== EXTRACTED INFORMATION
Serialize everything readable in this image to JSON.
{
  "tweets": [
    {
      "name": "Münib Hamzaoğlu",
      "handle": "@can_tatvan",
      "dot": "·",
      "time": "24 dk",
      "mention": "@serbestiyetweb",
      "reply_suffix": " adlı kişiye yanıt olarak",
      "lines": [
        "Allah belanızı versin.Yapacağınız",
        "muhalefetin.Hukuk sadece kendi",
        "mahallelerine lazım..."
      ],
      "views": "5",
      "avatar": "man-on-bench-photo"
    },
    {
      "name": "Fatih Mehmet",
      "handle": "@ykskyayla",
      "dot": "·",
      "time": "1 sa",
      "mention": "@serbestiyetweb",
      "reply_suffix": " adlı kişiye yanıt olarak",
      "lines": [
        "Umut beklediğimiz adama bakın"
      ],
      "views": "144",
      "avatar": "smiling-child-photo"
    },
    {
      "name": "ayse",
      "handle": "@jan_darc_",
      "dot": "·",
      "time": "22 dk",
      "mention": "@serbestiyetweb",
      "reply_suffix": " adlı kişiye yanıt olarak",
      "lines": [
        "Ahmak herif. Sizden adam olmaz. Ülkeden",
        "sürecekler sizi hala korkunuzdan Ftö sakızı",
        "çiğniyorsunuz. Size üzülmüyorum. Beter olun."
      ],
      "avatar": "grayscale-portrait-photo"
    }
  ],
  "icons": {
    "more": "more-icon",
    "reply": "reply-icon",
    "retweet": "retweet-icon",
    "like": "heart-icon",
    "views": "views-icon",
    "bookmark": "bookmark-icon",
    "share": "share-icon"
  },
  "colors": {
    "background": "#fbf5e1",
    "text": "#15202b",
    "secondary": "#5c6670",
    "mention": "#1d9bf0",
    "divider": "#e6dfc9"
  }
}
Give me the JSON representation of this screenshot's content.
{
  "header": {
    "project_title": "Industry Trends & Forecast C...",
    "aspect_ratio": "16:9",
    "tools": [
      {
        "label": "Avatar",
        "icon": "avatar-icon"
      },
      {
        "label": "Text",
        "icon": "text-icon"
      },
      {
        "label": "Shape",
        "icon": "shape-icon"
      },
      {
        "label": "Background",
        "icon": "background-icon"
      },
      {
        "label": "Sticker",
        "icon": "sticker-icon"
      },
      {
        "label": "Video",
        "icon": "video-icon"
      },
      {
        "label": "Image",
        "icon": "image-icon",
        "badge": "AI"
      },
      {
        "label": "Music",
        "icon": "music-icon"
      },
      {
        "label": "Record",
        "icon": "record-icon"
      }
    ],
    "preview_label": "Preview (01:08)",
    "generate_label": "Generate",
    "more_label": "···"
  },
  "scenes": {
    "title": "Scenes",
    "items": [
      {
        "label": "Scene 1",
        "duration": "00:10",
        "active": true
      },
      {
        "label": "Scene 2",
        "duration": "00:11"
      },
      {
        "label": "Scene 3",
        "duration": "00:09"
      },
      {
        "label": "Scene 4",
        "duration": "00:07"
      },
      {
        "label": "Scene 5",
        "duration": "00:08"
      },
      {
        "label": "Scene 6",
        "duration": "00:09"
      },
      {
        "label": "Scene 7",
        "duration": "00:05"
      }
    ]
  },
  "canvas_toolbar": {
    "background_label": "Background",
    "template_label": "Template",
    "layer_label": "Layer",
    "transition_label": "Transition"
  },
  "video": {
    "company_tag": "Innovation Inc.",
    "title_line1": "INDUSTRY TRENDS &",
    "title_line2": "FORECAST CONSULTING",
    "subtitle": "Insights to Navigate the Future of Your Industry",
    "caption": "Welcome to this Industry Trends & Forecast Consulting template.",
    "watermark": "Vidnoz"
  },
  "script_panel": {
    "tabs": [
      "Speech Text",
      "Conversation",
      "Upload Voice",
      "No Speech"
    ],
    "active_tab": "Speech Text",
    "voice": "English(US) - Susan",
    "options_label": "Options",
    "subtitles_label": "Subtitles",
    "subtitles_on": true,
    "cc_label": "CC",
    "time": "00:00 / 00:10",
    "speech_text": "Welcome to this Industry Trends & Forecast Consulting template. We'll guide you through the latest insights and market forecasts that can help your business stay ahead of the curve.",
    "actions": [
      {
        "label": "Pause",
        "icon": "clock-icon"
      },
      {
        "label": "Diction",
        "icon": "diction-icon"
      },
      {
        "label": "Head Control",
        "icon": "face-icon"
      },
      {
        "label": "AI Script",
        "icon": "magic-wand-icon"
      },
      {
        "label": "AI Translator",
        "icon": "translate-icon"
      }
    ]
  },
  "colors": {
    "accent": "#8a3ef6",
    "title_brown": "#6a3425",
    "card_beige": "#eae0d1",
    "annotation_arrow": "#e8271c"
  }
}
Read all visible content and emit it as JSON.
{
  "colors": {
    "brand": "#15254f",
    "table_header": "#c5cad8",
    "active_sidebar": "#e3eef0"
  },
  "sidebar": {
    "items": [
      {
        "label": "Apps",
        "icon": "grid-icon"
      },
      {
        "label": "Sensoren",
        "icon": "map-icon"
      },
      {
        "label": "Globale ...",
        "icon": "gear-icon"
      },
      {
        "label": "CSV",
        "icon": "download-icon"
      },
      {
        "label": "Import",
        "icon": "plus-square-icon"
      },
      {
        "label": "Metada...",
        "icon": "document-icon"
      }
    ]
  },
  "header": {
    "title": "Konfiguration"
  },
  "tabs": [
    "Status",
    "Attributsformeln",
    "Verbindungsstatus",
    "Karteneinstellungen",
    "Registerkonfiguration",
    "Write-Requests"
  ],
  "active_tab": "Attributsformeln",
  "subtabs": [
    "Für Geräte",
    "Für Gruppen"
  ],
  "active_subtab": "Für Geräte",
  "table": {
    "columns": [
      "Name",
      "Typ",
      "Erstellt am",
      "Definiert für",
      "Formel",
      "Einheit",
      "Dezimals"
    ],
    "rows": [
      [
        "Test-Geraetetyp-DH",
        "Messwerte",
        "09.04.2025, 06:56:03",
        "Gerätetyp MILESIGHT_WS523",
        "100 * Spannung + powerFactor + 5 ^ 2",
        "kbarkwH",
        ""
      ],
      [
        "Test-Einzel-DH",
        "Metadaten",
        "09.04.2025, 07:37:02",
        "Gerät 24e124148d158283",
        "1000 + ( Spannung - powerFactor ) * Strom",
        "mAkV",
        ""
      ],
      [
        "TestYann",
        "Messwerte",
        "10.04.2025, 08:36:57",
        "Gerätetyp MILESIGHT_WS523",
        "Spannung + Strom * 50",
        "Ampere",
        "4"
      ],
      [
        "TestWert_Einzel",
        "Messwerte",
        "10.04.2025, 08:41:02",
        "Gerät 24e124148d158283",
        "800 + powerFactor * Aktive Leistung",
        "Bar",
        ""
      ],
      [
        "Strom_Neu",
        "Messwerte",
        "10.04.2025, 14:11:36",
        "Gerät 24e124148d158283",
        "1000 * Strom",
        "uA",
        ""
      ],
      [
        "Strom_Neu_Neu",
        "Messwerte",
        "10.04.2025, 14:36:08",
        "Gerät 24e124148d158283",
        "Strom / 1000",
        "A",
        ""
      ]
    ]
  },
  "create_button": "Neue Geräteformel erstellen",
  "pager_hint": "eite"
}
====
● BRIEF
Reproduce the material verbatim, line by line.

● EXERCISE SOLUTION
Serialize everything readable in this image to JSON.
{
  "tweets": [
    {
      "name": "Münib Hamzaoğlu",
      "handle": "@can_tatvan",
      "dot": "·",
      "time": "24 dk",
      "mention": "@serbestiyetweb",
      "reply_suffix": " adlı kişiye yanıt olarak",
      "lines": [
        "Allah belanızı versin.Yapacağınız",
        "muhalefetin.Hukuk sadece kendi",
        "mahallelerine lazım..."
      ],
      "views": "5",
      "avatar": "man-on-bench-photo"
    },
    {
      "name": "Fatih Mehmet",
      "handle": "@ykskyayla",
      "dot": "·",
      "time": "1 sa",
      "mention": "@serbestiyetweb",
      "reply_suffix": " adlı kişiye yanıt olarak",
      "lines": [
        "Umut beklediğimiz adama bakın"
      ],
      "views": "144",
      "avatar": "smiling-child-photo"
    },
    {
      "name": "ayse",
      "handle": "@jan_darc_",
      "dot": "·",
      "time": "22 dk",
      "mention": "@serbestiyetweb",
      "reply_suffix": " adlı kişiye yanıt olarak",
      "lines": [
        "Ahmak herif. Sizden adam olmaz. Ülkeden",
        "sürecekler sizi hala korkunuzdan Ftö sakızı",
        "çiğniyorsunuz. Size üzülmüyorum. Beter olun."
      ],
      "avatar": "grayscale-portrait-photo"
    }
  ],
  "icons": {
    "more": "more-icon",
    "reply": "reply-icon",
    "retweet": "retweet-icon",
    "like": "heart-icon",
    "views": "views-icon",
    "bookmark": "bookmark-icon",
    "share": "share-icon"
  },
  "colors": {
    "background": "#fbf5e1",
    "text": "#15202b",
    "secondary": "#5c6670",
    "mention": "#1d9bf0",
    "divider": "#e6dfc9"
  }
}
Give me the JSON representation of this screenshot's content.
{
  "header": {
    "project_title": "Industry Trends & Forecast C...",
    "aspect_ratio": "16:9",
    "tools": [
      {
        "label": "Avatar",
        "icon": "avatar-icon"
      },
      {
        "label": "Text",
        "icon": "text-icon"
      },
      {
        "label": "Shape",
        "icon": "shape-icon"
      },
      {
        "label": "Background",
        "icon": "background-icon"
      },
      {
        "label": "Sticker",
        "icon": "sticker-icon"
      },
      {
        "label": "Video",
        "icon": "video-icon"
      },
      {
        "label": "Image",
        "icon": "image-icon",
        "badge": "AI"
      },
      {
        "label": "Music",
        "icon": "music-icon"
      },
      {
        "label": "Record",
        "icon": "record-icon"
      }
    ],
    "preview_label": "Preview (01:08)",
    "generate_label": "Generate",
    "more_label": "···"
  },
  "scenes": {
    "title": "Scenes",
    "items": [
      {
        "label": "Scene 1",
        "duration": "00:10",
        "active": true
      },
      {
        "label": "Scene 2",
        "duration": "00:11"
      },
      {
        "label": "Scene 3",
        "duration": "00:09"
      },
      {
        "label": "Scene 4",
        "duration": "00:07"
      },
      {
        "label": "Scene 5",
        "duration": "00:08"
      },
      {
        "label": "Scene 6",
        "duration": "00:09"
      },
      {
        "label": "Scene 7",
        "duration": "00:05"
      }
    ]
  },
  "canvas_toolbar": {
    "background_label": "Background",
    "template_label": "Template",
    "layer_label": "Layer",
    "transition_label": "Transition"
  },
  "video": {
    "company_tag": "Innovation Inc.",
    "title_line1": "INDUSTRY TRENDS &",
    "title_line2": "FORECAST CONSULTING",
    "subtitle": "Insights to Navigate the Future of Your Industry",
    "caption": "Welcome to this Industry Trends & Forecast Consulting template.",
    "watermark": "Vidnoz"
  },
  "script_panel": {
    "tabs": [
      "Speech Text",
      "Conversation",
      "Upload Voice",
      "No Speech"
    ],
    "active_tab": "Speech Text",
    "voice": "English(US) - Susan",
    "options_label": "Options",
    "subtitles_label": "Subtitles",
    "subtitles_on": true,
    "cc_label": "CC",
    "time": "00:00 / 00:10",
    "speech_text": "Welcome to this Industry Trends & Forecast Consulting template. We'll guide you through the latest insights and market forecasts that can help your business stay ahead of the curve.",
    "actions": [
      {
        "label": "Pause",
        "icon": "clock-icon"
      },
      {
        "label": "Diction",
        "icon": "diction-icon"
      },
      {
        "label": "Head Control",
        "icon": "face-icon"
      },
      {
        "label": "AI Script",
        "icon": "magic-wand-icon"
      },
      {
        "label": "AI Translator",
        "icon": "translate-icon"
      }
    ]
  },
  "colors": {
    "accent": "#8a3ef6",
    "title_brown": "#6a3425",
    "card_beige": "#eae0d1",
    "annotation_arrow": "#e8271c"
  }
}
Read all visible content and emit it as JSON.
{
  "colors": {
    "brand": "#15254f",
    "table_header": "#c5cad8",
    "active_sidebar": "#e3eef0"
  },
  "sidebar": {
    "items": [
      {
        "label": "Apps",
        "icon": "grid-icon"
      },
      {
        "label": "Sensoren",
        "icon": "map-icon"
      },
      {
        "label": "Globale ...",
        "icon": "gear-icon"
      },
      {
        "label": "CSV",
        "icon": "download-icon"
      },
      {
        "label": "Import",
        "icon": "plus-square-icon"
      },
      {
        "label": "Metada...",
        "icon": "document-icon"
      }
    ]
  },
  "header": {
    "title": "Konfiguration"
  },
  "tabs": [
    "Status",
    "Attributsformeln",
    "Verbindungsstatus",
    "Karteneinstellungen",
    "Registerkonfiguration",
    "Write-Requests"
  ],
  "active_tab": "Attributsformeln",
  "subtabs": [
    "Für Geräte",
    "Für Gruppen"
  ],
  "active_subtab": "Für Geräte",
  "table": {
    "columns": [
      "Name",
      "Typ",
      "Erstellt am",
      "Definiert für",
      "Formel",
      "Einheit",
      "Dezimals"
    ],
    "rows": [
      [
        "Test-Geraetetyp-DH",
        "Messwerte",
        "09.04.2025, 06:56:03",
        "Gerätetyp MILESIGHT_WS523",
        "100 * Spannung + powerFactor + 5 ^ 2",
        "kbarkwH",
        ""
      ],
      [
        "Test-Einzel-DH",
        "Metadaten",
        "09.04.2025, 07:37:02",
        "Gerät 24e124148d158283",
        "1000 + ( Spannung - powerFactor ) * Strom",
        "mAkV",
        ""
      ],
      [
        "TestYann",
        "Messwerte",
        "10.04.2025, 08:36:57",
        "Gerätetyp MILESIGHT_WS523",
        "Spannung + Strom * 50",
        "Ampere",
        "4"
      ],
      [
        "TestWert_Einzel",
        "Messwerte",
        "10.04.2025, 08:41:02",
        "Gerät 24e124148d158283",
        "800 + powerFactor * Aktive Leistung",
        "Bar",
        ""
      ],
      [
        "Strom_Neu",
        "Messwerte",
        "10.04.2025, 14:11:36",
        "Gerät 24e124148d158283",
        "1000 * Strom",
        "uA",
        ""
      ],
      [
        "Strom_Neu_Neu",
        "Messwerte",
        "10.04.2025, 14:36:08",
        "Gerät 24e124148d158283",
        "Strom / 1000",
        "A",
        ""
      ]
    ]
  },
  "create_button": "Neue Geräteformel erstellen",
  "pager_hint": "eite"
}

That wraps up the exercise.